*** ROWS
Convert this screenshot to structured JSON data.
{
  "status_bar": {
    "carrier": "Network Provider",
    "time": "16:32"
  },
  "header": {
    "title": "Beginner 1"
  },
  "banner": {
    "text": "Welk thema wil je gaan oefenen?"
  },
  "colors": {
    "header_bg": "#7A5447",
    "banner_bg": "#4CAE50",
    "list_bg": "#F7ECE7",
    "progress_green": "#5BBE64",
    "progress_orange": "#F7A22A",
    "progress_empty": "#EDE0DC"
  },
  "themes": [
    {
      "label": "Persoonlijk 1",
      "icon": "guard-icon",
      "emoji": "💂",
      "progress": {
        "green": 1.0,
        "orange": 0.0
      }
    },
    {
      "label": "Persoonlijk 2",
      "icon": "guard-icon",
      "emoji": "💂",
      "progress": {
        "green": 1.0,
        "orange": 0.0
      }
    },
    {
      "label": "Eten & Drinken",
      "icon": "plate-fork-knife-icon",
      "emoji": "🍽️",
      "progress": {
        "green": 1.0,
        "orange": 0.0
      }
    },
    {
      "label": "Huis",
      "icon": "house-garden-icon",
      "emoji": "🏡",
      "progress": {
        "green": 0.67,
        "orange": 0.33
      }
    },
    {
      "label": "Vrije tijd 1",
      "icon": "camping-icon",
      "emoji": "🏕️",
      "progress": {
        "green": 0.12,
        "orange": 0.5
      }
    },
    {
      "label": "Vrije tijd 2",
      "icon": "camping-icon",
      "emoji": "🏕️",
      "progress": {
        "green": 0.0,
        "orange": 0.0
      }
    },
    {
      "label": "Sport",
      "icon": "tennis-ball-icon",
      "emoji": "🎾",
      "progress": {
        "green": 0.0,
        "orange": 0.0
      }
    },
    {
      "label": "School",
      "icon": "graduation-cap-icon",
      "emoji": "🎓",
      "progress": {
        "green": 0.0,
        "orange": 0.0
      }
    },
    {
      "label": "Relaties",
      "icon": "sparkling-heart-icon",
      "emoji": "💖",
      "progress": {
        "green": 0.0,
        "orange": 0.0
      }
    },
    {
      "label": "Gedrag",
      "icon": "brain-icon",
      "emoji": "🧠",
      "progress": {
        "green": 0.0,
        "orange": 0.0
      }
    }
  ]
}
******
EXERCISE DETAILS: Repeat every entry exactly as written above.

ANSWER TO THIS TASK:
Convert this screenshot to structured JSON data.
{
  "status_bar": {
    "carrier": "Network Provider",
    "time": "16:32"
  },
  "header": {
    "title": "Beginner 1"
  },
  "banner": {
    "text": "Welk thema wil je gaan oefenen?"
  },
  "colors": {
    "header_bg": "#7A5447",
    "banner_bg": "#4CAE50",
    "list_bg": "#F7ECE7",
    "progress_green": "#5BBE64",
    "progress_orange": "#F7A22A",
    "progress_empty": "#EDE0DC"
  },
  "themes": [
    {
      "label": "Persoonlijk 1",
      "icon": "guard-icon",
      "emoji": "💂",
      "progress": {
        "green": 1.0,
        "orange": 0.0
      }
    },
    {
      "label": "Persoonlijk 2",
      "icon": "guard-icon",
      "emoji": "💂",
      "progress": {
        "green": 1.0,
        "orange": 0.0
      }
    },
    {
      "label": "Eten & Drinken",
      "icon": "plate-fork-knife-icon",
      "emoji": "🍽️",
      "progress": {
        "green": 1.0,
        "orange": 0.0
      }
    },
    {
      "label": "Huis",
      "icon": "house-garden-icon",
      "emoji": "🏡",
      "progress": {
        "green": 0.67,
        "orange": 0.33
      }
    },
    {
      "label": "Vrije tijd 1",
      "icon": "camping-icon",
      "emoji": "🏕️",
      "progress": {
        "green": 0.12,
        "orange": 0.5
      }
    },
    {
      "label": "Vrije tijd 2",
      "icon": "camping-icon",
      "emoji": "🏕️",
      "progress": {
        "green": 0.0,
        "orange": 0.0
      }
    },
    {
      "label": "Sport",
      "icon": "tennis-ball-icon",
      "emoji": "🎾",
      "progress": {
        "green": 0.0,
        "orange": 0.0
      }
    },
    {
      "label": "School",
      "icon": "graduation-cap-icon",
      "emoji": "🎓",
      "progress": {
        "green": 0.0,
        "orange": 0.0
      }
    },
    {
      "label": "Relaties",
      "icon": "sparkling-heart-icon",
      "emoji": "💖",
      "progress": {
        "green": 0.0,
        "orange": 0.0
      }
    },
    {
      "label": "Gedrag",
      "icon": "brain-icon",
      "emoji": "🧠",
      "progress": {
        "green": 0.0,
        "orange": 0.0
      }
    }
  ]
}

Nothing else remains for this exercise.